** Begin **

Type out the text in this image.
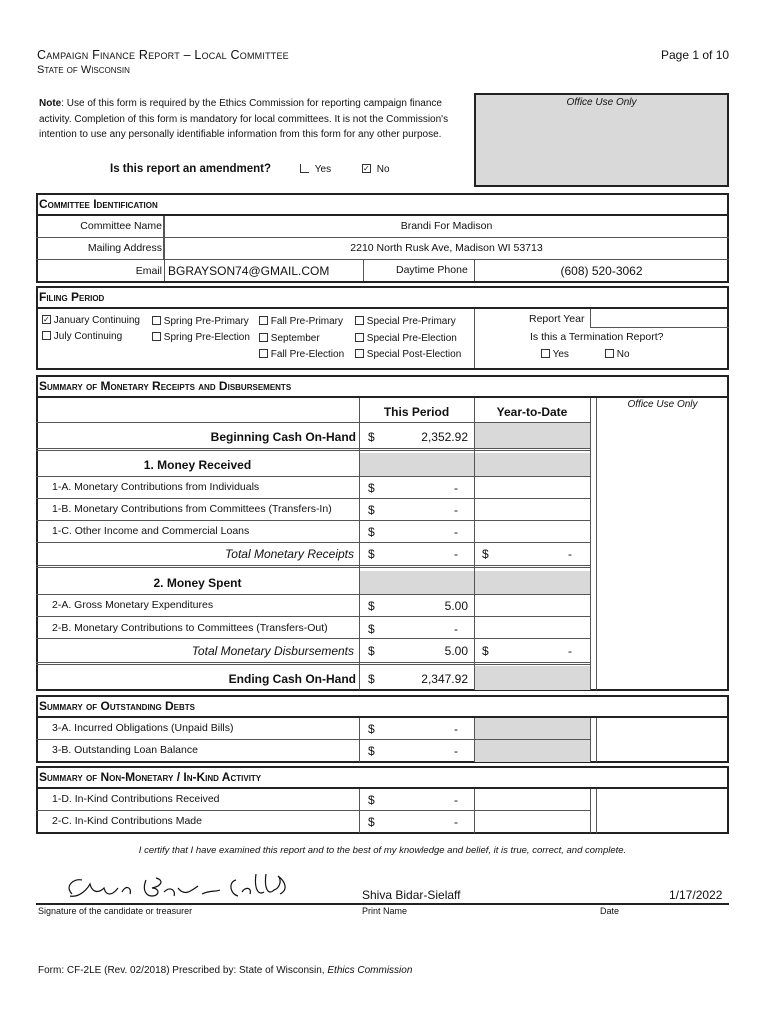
Campaign Finance Report – Local Committee
State of Wisconsin
Page 1 of 10
Note: Use of this form is required by the Ethics Commission for reporting campaign finance activity. Completion of this form is mandatory for local committees. It is not the Commission's intention to use any personally identifiable information from this form for any other purpose.
Office Use Only
Is this report an amendment?	Yes
✓	No
Committee Identification
Committee Name	Brandi For Madison
Mailing Address	2210 North Rusk Ave, Madison WI 53713
Email BGRAYSON74@GMAIL.COM	Daytime Phone	(608) 520-3062
Filing Period
✓ January Continuing
July Continuing
Spring Pre-Primary
Spring Pre-Election
Fall Pre-Primary
September
Fall Pre-Election
Special Pre-Primary
Special Pre-Election
Special Post-Election
Report Year
Is this a Termination Report?
Yes	No
Summary of Monetary Receipts and Disbursements
This Period	Year-to-Date
Office Use Only
Beginning Cash On-Hand $	2,352.92
1. Money Received
1-A. Monetary Contributions from Individuals	$	-
1-B. Monetary Contributions from Committees (Transfers-In)	$	-
1-C. Other Income and Commercial Loans	$	-
Total Monetary Receipts $	- $	-
2. Money Spent
2-A. Gross Monetary Expenditures	$	5.00
2-B. Monetary Contributions to Committees (Transfers-Out)	$	-
Total Monetary Disbursements $	5.00 $	-
Ending Cash On-Hand $	2,347.92
Summary of Outstanding Debts
3-A. Incurred Obligations (Unpaid Bills)	$	-
3-B. Outstanding Loan Balance	$	-
Summary of Non-Monetary / In-Kind Activity
1-D. In-Kind Contributions Received	$	-
2-C. In-Kind Contributions Made	$	-
I certify that I have examined this report and to the best of my knowledge and belief, it is true, correct, and complete.
Shiva Bidar-Sielaff	1/17/2022
Signature of the candidate or treasurer	Print Name	Date
Form: CF-2LE (Rev. 02/2018) Prescribed by: State of Wisconsin, Ethics Commission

** End **

--- What to produce ---
All of the material above should be reproduced exactly, except the pictures.

--- Exercise solution ---
Type out the text in this image.
Campaign Finance Report – Local Committee
State of Wisconsin
Page 1 of 10
Note: Use of this form is required by the Ethics Commission for reporting campaign finance activity. Completion of this form is mandatory for local committees. It is not the Commission's intention to use any personally identifiable information from this form for any other purpose.
Office Use Only
Is this report an amendment?	Yes
✓	No
Committee Identification
Committee Name	Brandi For Madison
Mailing Address	2210 North Rusk Ave, Madison WI 53713
Email BGRAYSON74@GMAIL.COM	Daytime Phone	(608) 520-3062
Filing Period
✓ January Continuing
July Continuing
Spring Pre-Primary
Spring Pre-Election
Fall Pre-Primary
September
Fall Pre-Election
Special Pre-Primary
Special Pre-Election
Special Post-Election
Report Year
Is this a Termination Report?
Yes	No
Summary of Monetary Receipts and Disbursements
This Period	Year-to-Date
Office Use Only
Beginning Cash On-Hand $	2,352.92
1. Money Received
1-A. Monetary Contributions from Individuals	$	-
1-B. Monetary Contributions from Committees (Transfers-In)	$	-
1-C. Other Income and Commercial Loans	$	-
Total Monetary Receipts $	- $	-
2. Money Spent
2-A. Gross Monetary Expenditures	$	5.00
2-B. Monetary Contributions to Committees (Transfers-Out)	$	-
Total Monetary Disbursements $	5.00 $	-
Ending Cash On-Hand $	2,347.92
Summary of Outstanding Debts
3-A. Incurred Obligations (Unpaid Bills)	$	-
3-B. Outstanding Loan Balance	$	-
Summary of Non-Monetary / In-Kind Activity
1-D. In-Kind Contributions Received	$	-
2-C. In-Kind Contributions Made	$	-
I certify that I have examined this report and to the best of my knowledge and belief, it is true, correct, and complete.
Shiva Bidar-Sielaff	1/17/2022
Signature of the candidate or treasurer	Print Name	Date
Form: CF-2LE (Rev. 02/2018) Prescribed by: State of Wisconsin, Ethics Commission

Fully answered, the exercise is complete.